→ **INSTRUCTIONS FOR THE TASK**:
All of the data needs to be repeated exactly.
= = = = = = =
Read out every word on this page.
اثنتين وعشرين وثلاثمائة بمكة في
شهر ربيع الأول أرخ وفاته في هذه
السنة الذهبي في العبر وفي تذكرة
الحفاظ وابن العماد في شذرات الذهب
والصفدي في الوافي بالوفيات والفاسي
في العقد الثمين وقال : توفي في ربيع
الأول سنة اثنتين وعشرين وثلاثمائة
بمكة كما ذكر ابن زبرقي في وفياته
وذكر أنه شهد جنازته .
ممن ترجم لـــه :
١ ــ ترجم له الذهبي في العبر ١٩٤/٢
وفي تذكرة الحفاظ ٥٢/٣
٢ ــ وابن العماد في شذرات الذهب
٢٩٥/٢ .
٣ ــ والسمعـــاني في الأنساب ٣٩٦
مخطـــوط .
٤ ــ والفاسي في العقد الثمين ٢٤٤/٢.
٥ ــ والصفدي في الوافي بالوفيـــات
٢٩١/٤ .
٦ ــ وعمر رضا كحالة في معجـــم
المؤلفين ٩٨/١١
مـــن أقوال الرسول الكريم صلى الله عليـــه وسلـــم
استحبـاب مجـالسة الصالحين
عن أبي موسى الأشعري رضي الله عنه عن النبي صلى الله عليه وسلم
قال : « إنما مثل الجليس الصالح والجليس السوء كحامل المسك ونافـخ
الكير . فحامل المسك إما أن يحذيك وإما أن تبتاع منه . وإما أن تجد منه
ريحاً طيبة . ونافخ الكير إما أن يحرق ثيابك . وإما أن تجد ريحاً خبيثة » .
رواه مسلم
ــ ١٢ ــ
= = = = = = =
→ **RESPONSE FOR THIS EXERCISE**:
Read out every word on this page.
اثنتين وعشرين وثلاثمائة بمكة في
شهر ربيع الأول أرخ وفاته في هذه
السنة الذهبي في العبر وفي تذكرة
الحفاظ وابن العماد في شذرات الذهب
والصفدي في الوافي بالوفيات والفاسي
في العقد الثمين وقال : توفي في ربيع
الأول سنة اثنتين وعشرين وثلاثمائة
بمكة كما ذكر ابن زبرقي في وفياته
وذكر أنه شهد جنازته .
ممن ترجم لـــه :
١ ــ ترجم له الذهبي في العبر ١٩٤/٢
وفي تذكرة الحفاظ ٥٢/٣
٢ ــ وابن العماد في شذرات الذهب
٢٩٥/٢ .
٣ ــ والسمعـــاني في الأنساب ٣٩٦
مخطـــوط .
٤ ــ والفاسي في العقد الثمين ٢٤٤/٢.
٥ ــ والصفدي في الوافي بالوفيـــات
٢٩١/٤ .
٦ ــ وعمر رضا كحالة في معجـــم
المؤلفين ٩٨/١١
مـــن أقوال الرسول الكريم صلى الله عليـــه وسلـــم
استحبـاب مجـالسة الصالحين
عن أبي موسى الأشعري رضي الله عنه عن النبي صلى الله عليه وسلم
قال : « إنما مثل الجليس الصالح والجليس السوء كحامل المسك ونافـخ
الكير . فحامل المسك إما أن يحذيك وإما أن تبتاع منه . وإما أن تجد منه
ريحاً طيبة . ونافخ الكير إما أن يحرق ثيابك . وإما أن تجد ريحاً خبيثة » .
رواه مسلم
ــ ١٢ ــ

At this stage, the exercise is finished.